## Exercise A:
From the text on minibatch stochastic gradient descent, list every kind of memory that it says a CPU has.

Run this notebook online:Binder or Colab: Colab

8.5. Minibatch Stochastic Gradient Descent

So far we encountered two extremes in the approach to gradient based learning: Section 8.3 uses the full dataset to compute gradients and to update parameters, one pass at a time. Conversely Section 8.4 processes one observation at a time to make progress. Each of them has its own drawbacks. Gradient Descent is not particularly data efficient whenever data is very similar. Stochastic Gradient Descent is not particularly computationally efficient since CPUs and GPUs cannot exploit the full power of vectorization. This suggests that there might be a happy medium, and in fact, that’s what we have been using so far in the examples we discussed.

8.5.1. Vectorization and Caches

At the heart of the decision to use minibatches is computational efficiency. This is most easily understood when considering parallelization to multiple GPUs and multiple servers. In this case we need to send at least one image to each GPU. With 8 GPUs per server and 16 servers we already arrive at a minibatch size of 128.

Things are a bit more subtle when it comes to single GPUs or even CPUs. These devices have multiple types of memory, often multiple type of compute units and different bandwidth constraints between them. For instance, a CPU has a small number of registers and then L1, L2 and in some cases even L3 cache (which is shared between the different processor cores). These caches are of increasing size and latency (and at the same time they are of decreasing bandwidth). Suffice it to say, the processor is capable of performing many more operations than what the main memory interface is able to provide.

## Exercise B:
Write out the records from their first line through the line that contains "page-title: Let's contextualize", without changing anything.

## Available records:
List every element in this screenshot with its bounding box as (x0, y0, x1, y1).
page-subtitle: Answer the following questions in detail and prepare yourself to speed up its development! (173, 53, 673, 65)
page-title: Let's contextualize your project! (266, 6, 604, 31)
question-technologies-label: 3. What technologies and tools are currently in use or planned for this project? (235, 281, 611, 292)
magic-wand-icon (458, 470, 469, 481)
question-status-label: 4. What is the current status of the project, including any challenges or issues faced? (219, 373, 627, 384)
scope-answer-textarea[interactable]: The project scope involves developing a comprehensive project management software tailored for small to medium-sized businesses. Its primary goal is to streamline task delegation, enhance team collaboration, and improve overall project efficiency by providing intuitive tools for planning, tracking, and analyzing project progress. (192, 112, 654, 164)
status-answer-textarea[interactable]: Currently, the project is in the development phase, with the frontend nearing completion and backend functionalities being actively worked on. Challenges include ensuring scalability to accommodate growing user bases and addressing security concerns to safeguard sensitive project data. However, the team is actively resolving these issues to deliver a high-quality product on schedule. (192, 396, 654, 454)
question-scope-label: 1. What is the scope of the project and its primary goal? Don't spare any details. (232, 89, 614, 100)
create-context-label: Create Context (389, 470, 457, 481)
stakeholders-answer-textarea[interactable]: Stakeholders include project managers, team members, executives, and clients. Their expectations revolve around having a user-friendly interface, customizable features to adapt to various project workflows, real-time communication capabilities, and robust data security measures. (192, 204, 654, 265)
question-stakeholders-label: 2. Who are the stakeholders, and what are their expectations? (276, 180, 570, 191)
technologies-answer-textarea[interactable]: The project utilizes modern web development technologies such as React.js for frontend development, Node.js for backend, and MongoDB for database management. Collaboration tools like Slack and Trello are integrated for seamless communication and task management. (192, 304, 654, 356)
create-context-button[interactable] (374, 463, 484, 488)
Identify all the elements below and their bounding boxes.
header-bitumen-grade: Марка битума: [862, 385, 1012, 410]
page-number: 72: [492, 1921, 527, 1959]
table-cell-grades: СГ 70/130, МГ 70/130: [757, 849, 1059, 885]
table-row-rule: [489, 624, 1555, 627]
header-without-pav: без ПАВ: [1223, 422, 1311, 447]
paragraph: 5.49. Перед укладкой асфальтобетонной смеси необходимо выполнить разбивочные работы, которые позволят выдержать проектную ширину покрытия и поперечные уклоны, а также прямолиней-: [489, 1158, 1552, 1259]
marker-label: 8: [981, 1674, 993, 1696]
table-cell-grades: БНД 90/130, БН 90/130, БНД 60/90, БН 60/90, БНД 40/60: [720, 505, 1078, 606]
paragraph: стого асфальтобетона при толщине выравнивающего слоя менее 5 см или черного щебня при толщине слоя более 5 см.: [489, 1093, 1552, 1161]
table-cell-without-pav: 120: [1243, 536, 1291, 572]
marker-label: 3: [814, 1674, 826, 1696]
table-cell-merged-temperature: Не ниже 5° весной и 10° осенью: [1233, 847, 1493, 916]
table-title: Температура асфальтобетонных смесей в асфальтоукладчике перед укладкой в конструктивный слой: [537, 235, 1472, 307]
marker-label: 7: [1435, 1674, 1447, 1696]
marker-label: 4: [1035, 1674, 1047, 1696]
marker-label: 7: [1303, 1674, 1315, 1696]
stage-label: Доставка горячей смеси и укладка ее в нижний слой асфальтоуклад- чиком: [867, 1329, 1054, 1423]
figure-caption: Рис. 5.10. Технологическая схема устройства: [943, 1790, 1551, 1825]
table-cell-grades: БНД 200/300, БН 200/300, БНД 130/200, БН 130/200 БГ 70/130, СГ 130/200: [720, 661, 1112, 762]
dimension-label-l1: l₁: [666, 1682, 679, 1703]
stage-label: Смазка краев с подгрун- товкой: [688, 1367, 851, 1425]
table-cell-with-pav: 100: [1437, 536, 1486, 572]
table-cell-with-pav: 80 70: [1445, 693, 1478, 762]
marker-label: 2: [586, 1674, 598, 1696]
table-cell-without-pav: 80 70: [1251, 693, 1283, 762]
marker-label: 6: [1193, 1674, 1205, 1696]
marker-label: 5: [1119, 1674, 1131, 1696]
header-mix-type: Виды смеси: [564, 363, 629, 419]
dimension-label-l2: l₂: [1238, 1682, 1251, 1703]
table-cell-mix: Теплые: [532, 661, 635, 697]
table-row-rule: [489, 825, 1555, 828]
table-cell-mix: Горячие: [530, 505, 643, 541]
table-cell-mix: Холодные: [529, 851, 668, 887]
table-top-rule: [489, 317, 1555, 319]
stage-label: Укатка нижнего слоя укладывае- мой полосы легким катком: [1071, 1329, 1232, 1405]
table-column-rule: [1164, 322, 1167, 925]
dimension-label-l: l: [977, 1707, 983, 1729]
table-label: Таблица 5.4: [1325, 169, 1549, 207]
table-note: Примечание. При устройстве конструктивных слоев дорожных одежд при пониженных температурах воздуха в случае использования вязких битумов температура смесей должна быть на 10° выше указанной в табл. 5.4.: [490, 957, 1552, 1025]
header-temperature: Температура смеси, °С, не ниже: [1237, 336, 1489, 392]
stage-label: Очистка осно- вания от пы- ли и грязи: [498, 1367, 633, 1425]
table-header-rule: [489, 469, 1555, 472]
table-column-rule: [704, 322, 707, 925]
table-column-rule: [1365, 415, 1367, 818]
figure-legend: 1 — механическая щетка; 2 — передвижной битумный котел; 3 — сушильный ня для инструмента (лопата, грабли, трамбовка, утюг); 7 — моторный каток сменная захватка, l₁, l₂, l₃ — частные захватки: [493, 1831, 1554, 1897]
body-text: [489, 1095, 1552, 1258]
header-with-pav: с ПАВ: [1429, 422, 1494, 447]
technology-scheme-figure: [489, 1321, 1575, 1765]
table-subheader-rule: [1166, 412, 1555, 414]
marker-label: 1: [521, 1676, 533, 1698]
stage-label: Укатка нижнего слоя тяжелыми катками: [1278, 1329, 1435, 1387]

## Task solution A:
- Registers (a small number of them)
- L1 cache
- L2 cache
- L3 cache (in some cases, shared between the processor cores)

## Task solution B:
List every element in this screenshot with its bounding box as (x0, y0, x1, y1).
page-subtitle: Answer the following questions in detail and prepare yourself to speed up its development! (173, 53, 673, 65)
page-title: Let's contextualize your project! (266, 6, 604, 31)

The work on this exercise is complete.